— begin The records —

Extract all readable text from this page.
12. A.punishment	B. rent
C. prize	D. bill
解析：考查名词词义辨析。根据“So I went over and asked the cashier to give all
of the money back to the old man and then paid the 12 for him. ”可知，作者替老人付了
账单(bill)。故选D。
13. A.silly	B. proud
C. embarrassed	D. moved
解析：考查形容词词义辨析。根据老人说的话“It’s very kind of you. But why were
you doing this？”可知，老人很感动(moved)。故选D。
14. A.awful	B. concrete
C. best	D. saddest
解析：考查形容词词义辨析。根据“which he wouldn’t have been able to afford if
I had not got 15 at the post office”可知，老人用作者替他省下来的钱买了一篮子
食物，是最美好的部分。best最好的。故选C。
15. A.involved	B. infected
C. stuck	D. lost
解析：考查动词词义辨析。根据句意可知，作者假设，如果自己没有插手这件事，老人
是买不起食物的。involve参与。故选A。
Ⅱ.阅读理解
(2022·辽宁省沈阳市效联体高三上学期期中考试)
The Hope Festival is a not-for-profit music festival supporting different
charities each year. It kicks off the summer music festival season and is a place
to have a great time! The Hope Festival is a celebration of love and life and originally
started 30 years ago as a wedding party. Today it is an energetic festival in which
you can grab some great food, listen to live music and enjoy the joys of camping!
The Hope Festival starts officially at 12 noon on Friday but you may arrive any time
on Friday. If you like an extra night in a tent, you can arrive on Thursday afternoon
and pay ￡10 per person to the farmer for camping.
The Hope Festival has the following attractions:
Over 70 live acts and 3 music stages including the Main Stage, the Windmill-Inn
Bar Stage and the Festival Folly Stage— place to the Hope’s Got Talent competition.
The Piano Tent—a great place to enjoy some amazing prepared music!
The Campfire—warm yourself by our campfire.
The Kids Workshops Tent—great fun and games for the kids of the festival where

— end The records —

** Written instruction **
Go through the entries and return each line where the word "time" appears.

** Solution to this task **
to have a great time! The Hope Festival is a celebration of love and life and originally
The Hope Festival starts officially at 12 noon on Friday but you may arrive any time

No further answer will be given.